Reproduce the complete listing without any deviation.

____ Exercise materials

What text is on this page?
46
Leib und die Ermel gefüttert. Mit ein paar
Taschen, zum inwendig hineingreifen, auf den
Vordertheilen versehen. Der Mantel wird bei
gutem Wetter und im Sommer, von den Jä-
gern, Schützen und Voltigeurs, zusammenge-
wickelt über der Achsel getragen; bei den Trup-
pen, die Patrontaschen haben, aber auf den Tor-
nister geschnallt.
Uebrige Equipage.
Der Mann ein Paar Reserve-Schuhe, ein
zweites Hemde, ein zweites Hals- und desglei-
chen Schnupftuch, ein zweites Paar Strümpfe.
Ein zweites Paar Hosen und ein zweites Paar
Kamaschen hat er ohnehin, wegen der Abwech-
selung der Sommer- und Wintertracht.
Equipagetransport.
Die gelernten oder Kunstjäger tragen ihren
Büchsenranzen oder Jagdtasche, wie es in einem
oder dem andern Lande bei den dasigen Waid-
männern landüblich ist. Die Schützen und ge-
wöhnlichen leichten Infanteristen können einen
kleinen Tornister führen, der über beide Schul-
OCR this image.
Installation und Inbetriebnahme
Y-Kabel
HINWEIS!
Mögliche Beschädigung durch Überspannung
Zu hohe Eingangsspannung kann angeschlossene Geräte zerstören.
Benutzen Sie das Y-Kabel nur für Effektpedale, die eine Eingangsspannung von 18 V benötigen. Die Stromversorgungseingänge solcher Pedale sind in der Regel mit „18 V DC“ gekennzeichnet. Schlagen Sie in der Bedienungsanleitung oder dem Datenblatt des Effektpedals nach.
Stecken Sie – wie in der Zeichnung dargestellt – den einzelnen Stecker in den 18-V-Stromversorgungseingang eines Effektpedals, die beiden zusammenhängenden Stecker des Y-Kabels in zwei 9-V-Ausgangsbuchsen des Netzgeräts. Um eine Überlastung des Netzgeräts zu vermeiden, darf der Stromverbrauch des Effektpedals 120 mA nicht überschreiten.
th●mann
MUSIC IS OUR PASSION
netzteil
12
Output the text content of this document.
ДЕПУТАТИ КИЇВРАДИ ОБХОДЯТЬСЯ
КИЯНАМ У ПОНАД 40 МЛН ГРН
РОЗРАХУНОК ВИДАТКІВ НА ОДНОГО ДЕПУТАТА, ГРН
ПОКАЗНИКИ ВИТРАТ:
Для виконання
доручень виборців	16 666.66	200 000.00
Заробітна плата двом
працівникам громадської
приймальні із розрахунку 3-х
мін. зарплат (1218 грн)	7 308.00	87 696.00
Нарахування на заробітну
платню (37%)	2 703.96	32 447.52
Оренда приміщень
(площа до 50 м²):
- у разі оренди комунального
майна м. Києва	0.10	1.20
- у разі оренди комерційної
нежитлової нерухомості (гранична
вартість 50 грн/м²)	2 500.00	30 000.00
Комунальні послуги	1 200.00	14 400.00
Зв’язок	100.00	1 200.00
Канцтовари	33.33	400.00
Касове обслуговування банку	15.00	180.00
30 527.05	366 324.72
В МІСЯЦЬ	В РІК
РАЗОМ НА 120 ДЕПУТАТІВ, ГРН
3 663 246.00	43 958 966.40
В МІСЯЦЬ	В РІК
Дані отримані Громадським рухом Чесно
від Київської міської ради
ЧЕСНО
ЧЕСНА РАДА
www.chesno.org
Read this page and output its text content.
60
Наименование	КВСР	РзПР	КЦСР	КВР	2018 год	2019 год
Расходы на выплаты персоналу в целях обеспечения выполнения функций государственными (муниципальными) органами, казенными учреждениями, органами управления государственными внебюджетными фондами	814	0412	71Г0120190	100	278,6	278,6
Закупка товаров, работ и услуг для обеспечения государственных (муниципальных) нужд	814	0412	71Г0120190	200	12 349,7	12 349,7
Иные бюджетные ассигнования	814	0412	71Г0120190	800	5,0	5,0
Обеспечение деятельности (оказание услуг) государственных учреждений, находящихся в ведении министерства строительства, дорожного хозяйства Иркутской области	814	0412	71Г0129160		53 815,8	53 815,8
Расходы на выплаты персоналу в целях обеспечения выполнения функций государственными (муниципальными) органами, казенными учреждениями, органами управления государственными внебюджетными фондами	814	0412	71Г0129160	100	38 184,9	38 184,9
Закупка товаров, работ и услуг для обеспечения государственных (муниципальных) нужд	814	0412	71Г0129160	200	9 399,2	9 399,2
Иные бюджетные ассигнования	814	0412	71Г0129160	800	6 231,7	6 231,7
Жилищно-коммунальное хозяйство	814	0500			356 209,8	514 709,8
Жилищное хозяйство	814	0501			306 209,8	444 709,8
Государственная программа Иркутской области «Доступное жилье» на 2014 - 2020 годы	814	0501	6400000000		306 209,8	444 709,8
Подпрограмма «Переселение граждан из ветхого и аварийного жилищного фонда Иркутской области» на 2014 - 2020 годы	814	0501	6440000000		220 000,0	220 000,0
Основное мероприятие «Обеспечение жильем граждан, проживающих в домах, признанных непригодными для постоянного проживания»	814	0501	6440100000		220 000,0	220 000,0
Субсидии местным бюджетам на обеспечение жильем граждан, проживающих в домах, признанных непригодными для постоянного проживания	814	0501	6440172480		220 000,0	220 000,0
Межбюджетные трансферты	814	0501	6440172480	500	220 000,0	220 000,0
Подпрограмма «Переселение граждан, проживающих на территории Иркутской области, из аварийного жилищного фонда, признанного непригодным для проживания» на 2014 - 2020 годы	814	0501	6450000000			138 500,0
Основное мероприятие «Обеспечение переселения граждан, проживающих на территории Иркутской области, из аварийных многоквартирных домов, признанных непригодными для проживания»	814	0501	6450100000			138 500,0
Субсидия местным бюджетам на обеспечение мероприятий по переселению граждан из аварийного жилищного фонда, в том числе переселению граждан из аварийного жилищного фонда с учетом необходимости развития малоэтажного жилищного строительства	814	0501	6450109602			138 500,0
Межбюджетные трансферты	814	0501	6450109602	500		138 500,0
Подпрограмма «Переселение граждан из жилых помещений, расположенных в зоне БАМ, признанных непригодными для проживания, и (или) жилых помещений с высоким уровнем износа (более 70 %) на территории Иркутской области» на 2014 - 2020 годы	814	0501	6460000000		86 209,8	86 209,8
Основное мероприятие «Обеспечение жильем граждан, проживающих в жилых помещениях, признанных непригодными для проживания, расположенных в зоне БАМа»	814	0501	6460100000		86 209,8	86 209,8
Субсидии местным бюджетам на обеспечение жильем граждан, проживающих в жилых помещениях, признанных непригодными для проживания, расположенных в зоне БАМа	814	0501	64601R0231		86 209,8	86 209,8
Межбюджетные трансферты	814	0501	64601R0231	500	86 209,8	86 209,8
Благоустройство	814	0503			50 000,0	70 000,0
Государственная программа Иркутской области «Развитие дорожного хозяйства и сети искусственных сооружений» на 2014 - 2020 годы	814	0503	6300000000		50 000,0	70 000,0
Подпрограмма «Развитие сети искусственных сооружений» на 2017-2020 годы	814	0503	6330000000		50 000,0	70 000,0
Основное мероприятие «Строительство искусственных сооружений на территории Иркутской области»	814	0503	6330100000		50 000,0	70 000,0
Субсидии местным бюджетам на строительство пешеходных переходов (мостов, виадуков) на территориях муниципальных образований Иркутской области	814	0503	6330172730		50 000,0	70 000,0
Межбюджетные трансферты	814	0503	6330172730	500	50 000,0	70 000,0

________

- Response to the exercise -
What text is on this page?
46
Leib und die Ermel gefüttert. Mit ein paar
Taschen, zum inwendig hineingreifen, auf den
Vordertheilen versehen. Der Mantel wird bei
gutem Wetter und im Sommer, von den Jä-
gern, Schützen und Voltigeurs, zusammenge-
wickelt über der Achsel getragen; bei den Trup-
pen, die Patrontaschen haben, aber auf den Tor-
nister geschnallt.
Uebrige Equipage.
Der Mann ein Paar Reserve-Schuhe, ein
zweites Hemde, ein zweites Hals- und desglei-
chen Schnupftuch, ein zweites Paar Strümpfe.
Ein zweites Paar Hosen und ein zweites Paar
Kamaschen hat er ohnehin, wegen der Abwech-
selung der Sommer- und Wintertracht.
Equipagetransport.
Die gelernten oder Kunstjäger tragen ihren
Büchsenranzen oder Jagdtasche, wie es in einem
oder dem andern Lande bei den dasigen Waid-
männern landüblich ist. Die Schützen und ge-
wöhnlichen leichten Infanteristen können einen
kleinen Tornister führen, der über beide Schul-
OCR this image.
Installation und Inbetriebnahme
Y-Kabel
HINWEIS!
Mögliche Beschädigung durch Überspannung
Zu hohe Eingangsspannung kann angeschlossene Geräte zerstören.
Benutzen Sie das Y-Kabel nur für Effektpedale, die eine Eingangsspannung von 18 V benötigen. Die Stromversorgungseingänge solcher Pedale sind in der Regel mit „18 V DC“ gekennzeichnet. Schlagen Sie in der Bedienungsanleitung oder dem Datenblatt des Effektpedals nach.
Stecken Sie – wie in der Zeichnung dargestellt – den einzelnen Stecker in den 18-V-Stromversorgungseingang eines Effektpedals, die beiden zusammenhängenden Stecker des Y-Kabels in zwei 9-V-Ausgangsbuchsen des Netzgeräts. Um eine Überlastung des Netzgeräts zu vermeiden, darf der Stromverbrauch des Effektpedals 120 mA nicht überschreiten.
th●mann
MUSIC IS OUR PASSION
netzteil
12
Output the text content of this document.
ДЕПУТАТИ КИЇВРАДИ ОБХОДЯТЬСЯ
КИЯНАМ У ПОНАД 40 МЛН ГРН
РОЗРАХУНОК ВИДАТКІВ НА ОДНОГО ДЕПУТАТА, ГРН
ПОКАЗНИКИ ВИТРАТ:
Для виконання
доручень виборців	16 666.66	200 000.00
Заробітна плата двом
працівникам громадської
приймальні із розрахунку 3-х
мін. зарплат (1218 грн)	7 308.00	87 696.00
Нарахування на заробітну
платню (37%)	2 703.96	32 447.52
Оренда приміщень
(площа до 50 м²):
- у разі оренди комунального
майна м. Києва	0.10	1.20
- у разі оренди комерційної
нежитлової нерухомості (гранична
вартість 50 грн/м²)	2 500.00	30 000.00
Комунальні послуги	1 200.00	14 400.00
Зв’язок	100.00	1 200.00
Канцтовари	33.33	400.00
Касове обслуговування банку	15.00	180.00
30 527.05	366 324.72
В МІСЯЦЬ	В РІК
РАЗОМ НА 120 ДЕПУТАТІВ, ГРН
3 663 246.00	43 958 966.40
В МІСЯЦЬ	В РІК
Дані отримані Громадським рухом Чесно
від Київської міської ради
ЧЕСНО
ЧЕСНА РАДА
www.chesno.org
Read this page and output its text content.
60
Наименование	КВСР	РзПР	КЦСР	КВР	2018 год	2019 год
Расходы на выплаты персоналу в целях обеспечения выполнения функций государственными (муниципальными) органами, казенными учреждениями, органами управления государственными внебюджетными фондами	814	0412	71Г0120190	100	278,6	278,6
Закупка товаров, работ и услуг для обеспечения государственных (муниципальных) нужд	814	0412	71Г0120190	200	12 349,7	12 349,7
Иные бюджетные ассигнования	814	0412	71Г0120190	800	5,0	5,0
Обеспечение деятельности (оказание услуг) государственных учреждений, находящихся в ведении министерства строительства, дорожного хозяйства Иркутской области	814	0412	71Г0129160		53 815,8	53 815,8
Расходы на выплаты персоналу в целях обеспечения выполнения функций государственными (муниципальными) органами, казенными учреждениями, органами управления государственными внебюджетными фондами	814	0412	71Г0129160	100	38 184,9	38 184,9
Закупка товаров, работ и услуг для обеспечения государственных (муниципальных) нужд	814	0412	71Г0129160	200	9 399,2	9 399,2
Иные бюджетные ассигнования	814	0412	71Г0129160	800	6 231,7	6 231,7
Жилищно-коммунальное хозяйство	814	0500			356 209,8	514 709,8
Жилищное хозяйство	814	0501			306 209,8	444 709,8
Государственная программа Иркутской области «Доступное жилье» на 2014 - 2020 годы	814	0501	6400000000		306 209,8	444 709,8
Подпрограмма «Переселение граждан из ветхого и аварийного жилищного фонда Иркутской области» на 2014 - 2020 годы	814	0501	6440000000		220 000,0	220 000,0
Основное мероприятие «Обеспечение жильем граждан, проживающих в домах, признанных непригодными для постоянного проживания»	814	0501	6440100000		220 000,0	220 000,0
Субсидии местным бюджетам на обеспечение жильем граждан, проживающих в домах, признанных непригодными для постоянного проживания	814	0501	6440172480		220 000,0	220 000,0
Межбюджетные трансферты	814	0501	6440172480	500	220 000,0	220 000,0
Подпрограмма «Переселение граждан, проживающих на территории Иркутской области, из аварийного жилищного фонда, признанного непригодным для проживания» на 2014 - 2020 годы	814	0501	6450000000			138 500,0
Основное мероприятие «Обеспечение переселения граждан, проживающих на территории Иркутской области, из аварийных многоквартирных домов, признанных непригодными для проживания»	814	0501	6450100000			138 500,0
Субсидия местным бюджетам на обеспечение мероприятий по переселению граждан из аварийного жилищного фонда, в том числе переселению граждан из аварийного жилищного фонда с учетом необходимости развития малоэтажного жилищного строительства	814	0501	6450109602			138 500,0
Межбюджетные трансферты	814	0501	6450109602	500		138 500,0
Подпрограмма «Переселение граждан из жилых помещений, расположенных в зоне БАМ, признанных непригодными для проживания, и (или) жилых помещений с высоким уровнем износа (более 70 %) на территории Иркутской области» на 2014 - 2020 годы	814	0501	6460000000		86 209,8	86 209,8
Основное мероприятие «Обеспечение жильем граждан, проживающих в жилых помещениях, признанных непригодными для проживания, расположенных в зоне БАМа»	814	0501	6460100000		86 209,8	86 209,8
Субсидии местным бюджетам на обеспечение жильем граждан, проживающих в жилых помещениях, признанных непригодными для проживания, расположенных в зоне БАМа	814	0501	64601R0231		86 209,8	86 209,8
Межбюджетные трансферты	814	0501	64601R0231	500	86 209,8	86 209,8
Благоустройство	814	0503			50 000,0	70 000,0
Государственная программа Иркутской области «Развитие дорожного хозяйства и сети искусственных сооружений» на 2014 - 2020 годы	814	0503	6300000000		50 000,0	70 000,0
Подпрограмма «Развитие сети искусственных сооружений» на 2017-2020 годы	814	0503	6330000000		50 000,0	70 000,0
Основное мероприятие «Строительство искусственных сооружений на территории Иркутской области»	814	0503	6330100000		50 000,0	70 000,0
Субсидии местным бюджетам на строительство пешеходных переходов (мостов, виадуков) на территориях муниципальных образований Иркутской области	814	0503	6330172730		50 000,0	70 000,0
Межбюджетные трансферты	814	0503	6330172730	500	50 000,0	70 000,0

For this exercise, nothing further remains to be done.